(Data items)
----------
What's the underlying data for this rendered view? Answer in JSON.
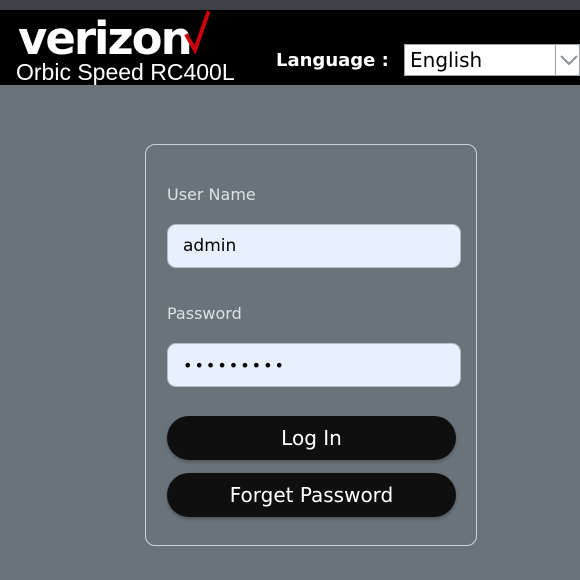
{
  "header": {
    "brand": "verizon",
    "model": "Orbic Speed RC400L",
    "language_label": "Language :",
    "language_selected": "English",
    "brand_check_color": "#cd040b"
  },
  "login": {
    "username_label": "User Name",
    "username_value": "admin",
    "password_label": "Password",
    "password_value": "•••••••••",
    "login_button": "Log In",
    "forget_button": "Forget Password"
  },
  "icons": {
    "brand_check": "checkmark-icon",
    "language_dropdown": "chevron-down-icon"
  }
}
----------
- **Written task**:
Please write out all of the material above without changing a word, and omit any pictures.

- **Problem solution**:
What's the underlying data for this rendered view? Answer in JSON.
{
  "header": {
    "brand": "verizon",
    "model": "Orbic Speed RC400L",
    "language_label": "Language :",
    "language_selected": "English",
    "brand_check_color": "#cd040b"
  },
  "login": {
    "username_label": "User Name",
    "username_value": "admin",
    "password_label": "Password",
    "password_value": "•••••••••",
    "login_button": "Log In",
    "forget_button": "Forget Password"
  },
  "icons": {
    "brand_check": "checkmark-icon",
    "language_dropdown": "chevron-down-icon"
  }
}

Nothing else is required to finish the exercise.